▼

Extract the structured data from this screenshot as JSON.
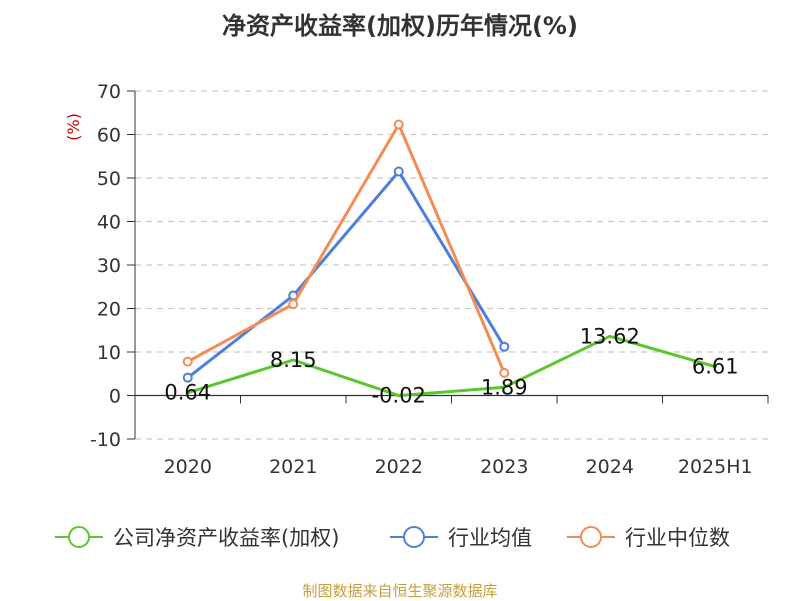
{
  "title": "净资产收益率(加权)历年情况(%)",
  "footer": "制图数据来自恒生聚源数据库",
  "chart_data": {
    "type": "line",
    "categories": [
      "2020",
      "2021",
      "2022",
      "2023",
      "2024",
      "2025H1"
    ],
    "ylabel": "(%)",
    "ylim": [
      -10,
      70
    ],
    "yticks": [
      -10,
      0,
      10,
      20,
      30,
      40,
      50,
      60,
      70
    ],
    "grid": true,
    "legend_position": "bottom",
    "series": [
      {
        "name": "公司净资产收益率(加权)",
        "color": "#5cc62e",
        "values": [
          0.64,
          8.15,
          -0.02,
          1.89,
          13.62,
          6.61
        ],
        "labels": [
          "0.64",
          "8.15",
          "-0.02",
          "1.89",
          "13.62",
          "6.61"
        ],
        "show_labels": true,
        "markers_shown": [
          false,
          false,
          false,
          false,
          false,
          false
        ]
      },
      {
        "name": "行业均值",
        "color": "#4f7fdb",
        "values": [
          4.1,
          23,
          51.5,
          11.2,
          null,
          null
        ],
        "show_labels": false,
        "markers_shown": [
          true,
          true,
          true,
          true,
          false,
          false
        ]
      },
      {
        "name": "行业中位数",
        "color": "#f48c55",
        "values": [
          7.8,
          21,
          62.3,
          5.2,
          null,
          null
        ],
        "show_labels": false,
        "markers_shown": [
          true,
          true,
          true,
          true,
          false,
          false
        ]
      }
    ]
  }
}
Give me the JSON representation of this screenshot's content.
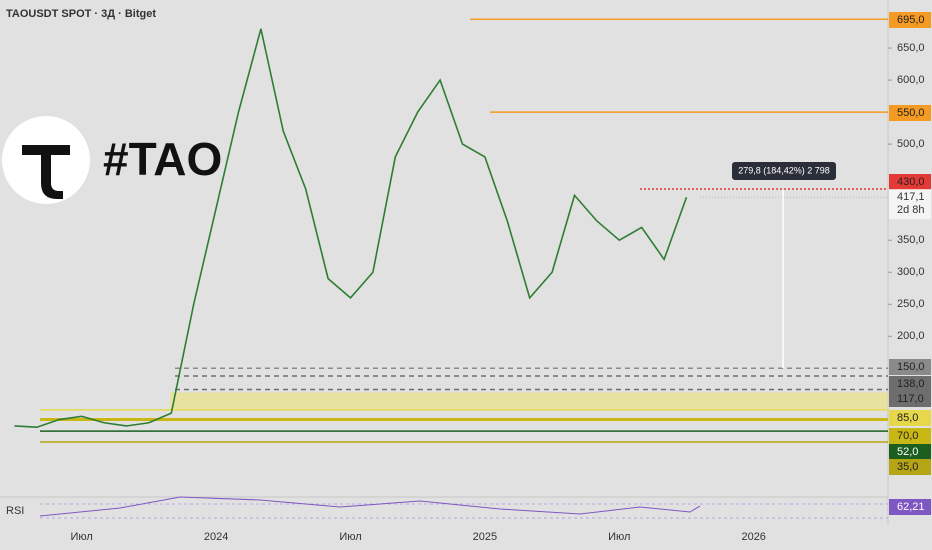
{
  "chart_data": {
    "type": "line",
    "title": "TAOUSDT SPOT · 3Д · Bitget",
    "logo_text": "#TAO",
    "categories": [
      null,
      null,
      null,
      "Июл",
      null,
      null,
      null,
      null,
      null,
      "2024",
      null,
      null,
      null,
      null,
      null,
      "Июл",
      null,
      null,
      null,
      null,
      null,
      "2025",
      null,
      null,
      null,
      null,
      null,
      "Июл",
      null,
      null,
      null,
      null,
      null,
      "2026",
      null
    ],
    "series": [
      {
        "name": "TAOUSDT",
        "color": "#2e7d32",
        "values": [
          60,
          58,
          70,
          75,
          65,
          60,
          65,
          80,
          250,
          400,
          550,
          680,
          520,
          430,
          290,
          260,
          300,
          480,
          550,
          600,
          500,
          480,
          380,
          260,
          300,
          420,
          380,
          350,
          370,
          320,
          417.1,
          null,
          null,
          null,
          null
        ]
      }
    ],
    "ylim": [
      -40,
      725
    ],
    "yticks": [
      {
        "value": 650,
        "label": "650,0"
      },
      {
        "value": 600,
        "label": "600,0"
      },
      {
        "value": 500,
        "label": "500,0"
      },
      {
        "value": 350,
        "label": "350,0"
      },
      {
        "value": 300,
        "label": "300,0"
      },
      {
        "value": 250,
        "label": "250,0"
      },
      {
        "value": 200,
        "label": "200,0"
      }
    ],
    "levels": [
      {
        "value": 695,
        "label": "695,0",
        "color": "#f59a23"
      },
      {
        "value": 550,
        "label": "550,0",
        "color": "#f59a23"
      },
      {
        "value": 430,
        "label": "430,0",
        "color": "#e53935"
      },
      {
        "value": 150,
        "label": "150,0",
        "color": "#8a8a8a"
      },
      {
        "value": 138,
        "label": "138,0",
        "color": "#6e6e6e"
      },
      {
        "value": 117,
        "label": "117,0",
        "color": "#6e6e6e"
      },
      {
        "value": 85,
        "label": "85,0",
        "color": "#e6d84a"
      },
      {
        "value": 70,
        "label": "70,0",
        "color": "#c9b814"
      },
      {
        "value": 52,
        "label": "52,0",
        "color": "#1b5e20"
      },
      {
        "value": 35,
        "label": "35,0",
        "color": "#b5a514"
      }
    ],
    "last_price": {
      "value": 417.1,
      "label": "417,1",
      "countdown": "2d 8h"
    },
    "measure": {
      "label": "279,8 (184,42%) 2 798"
    },
    "rsi": {
      "name": "RSI",
      "value": 62.21,
      "label": "62,21"
    }
  }
}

▲

- [THE EXERCISE]:
Copy out the data above exactly, except the pictures.

- [ANSWER TO THE EXERCISE]:
Extract the structured data from this screenshot as JSON.
{
  "title": "净资产收益率(加权)历年情况(%)",
  "footer": "制图数据来自恒生聚源数据库",
  "chart_data": {
    "type": "line",
    "categories": [
      "2020",
      "2021",
      "2022",
      "2023",
      "2024",
      "2025H1"
    ],
    "ylabel": "(%)",
    "ylim": [
      -10,
      70
    ],
    "yticks": [
      -10,
      0,
      10,
      20,
      30,
      40,
      50,
      60,
      70
    ],
    "grid": true,
    "legend_position": "bottom",
    "series": [
      {
        "name": "公司净资产收益率(加权)",
        "color": "#5cc62e",
        "values": [
          0.64,
          8.15,
          -0.02,
          1.89,
          13.62,
          6.61
        ],
        "labels": [
          "0.64",
          "8.15",
          "-0.02",
          "1.89",
          "13.62",
          "6.61"
        ],
        "show_labels": true,
        "markers_shown": [
          false,
          false,
          false,
          false,
          false,
          false
        ]
      },
      {
        "name": "行业均值",
        "color": "#4f7fdb",
        "values": [
          4.1,
          23,
          51.5,
          11.2,
          null,
          null
        ],
        "show_labels": false,
        "markers_shown": [
          true,
          true,
          true,
          true,
          false,
          false
        ]
      },
      {
        "name": "行业中位数",
        "color": "#f48c55",
        "values": [
          7.8,
          21,
          62.3,
          5.2,
          null,
          null
        ],
        "show_labels": false,
        "markers_shown": [
          true,
          true,
          true,
          true,
          false,
          false
        ]
      }
    ]
  }
}
Give me the JSON representation of this screenshot's content.
{
  "chart_data": {
    "type": "line",
    "title": "TAOUSDT SPOT · 3Д · Bitget",
    "logo_text": "#TAO",
    "categories": [
      null,
      null,
      null,
      "Июл",
      null,
      null,
      null,
      null,
      null,
      "2024",
      null,
      null,
      null,
      null,
      null,
      "Июл",
      null,
      null,
      null,
      null,
      null,
      "2025",
      null,
      null,
      null,
      null,
      null,
      "Июл",
      null,
      null,
      null,
      null,
      null,
      "2026",
      null
    ],
    "series": [
      {
        "name": "TAOUSDT",
        "color": "#2e7d32",
        "values": [
          60,
          58,
          70,
          75,
          65,
          60,
          65,
          80,
          250,
          400,
          550,
          680,
          520,
          430,
          290,
          260,
          300,
          480,
          550,
          600,
          500,
          480,
          380,
          260,
          300,
          420,
          380,
          350,
          370,
          320,
          417.1,
          null,
          null,
          null,
          null
        ]
      }
    ],
    "ylim": [
      -40,
      725
    ],
    "yticks": [
      {
        "value": 650,
        "label": "650,0"
      },
      {
        "value": 600,
        "label": "600,0"
      },
      {
        "value": 500,
        "label": "500,0"
      },
      {
        "value": 350,
        "label": "350,0"
      },
      {
        "value": 300,
        "label": "300,0"
      },
      {
        "value": 250,
        "label": "250,0"
      },
      {
        "value": 200,
        "label": "200,0"
      }
    ],
    "levels": [
      {
        "value": 695,
        "label": "695,0",
        "color": "#f59a23"
      },
      {
        "value": 550,
        "label": "550,0",
        "color": "#f59a23"
      },
      {
        "value": 430,
        "label": "430,0",
        "color": "#e53935"
      },
      {
        "value": 150,
        "label": "150,0",
        "color": "#8a8a8a"
      },
      {
        "value": 138,
        "label": "138,0",
        "color": "#6e6e6e"
      },
      {
        "value": 117,
        "label": "117,0",
        "color": "#6e6e6e"
      },
      {
        "value": 85,
        "label": "85,0",
        "color": "#e6d84a"
      },
      {
        "value": 70,
        "label": "70,0",
        "color": "#c9b814"
      },
      {
        "value": 52,
        "label": "52,0",
        "color": "#1b5e20"
      },
      {
        "value": 35,
        "label": "35,0",
        "color": "#b5a514"
      }
    ],
    "last_price": {
      "value": 417.1,
      "label": "417,1",
      "countdown": "2d 8h"
    },
    "measure": {
      "label": "279,8 (184,42%) 2 798"
    },
    "rsi": {
      "name": "RSI",
      "value": 62.21,
      "label": "62,21"
    }
  }
}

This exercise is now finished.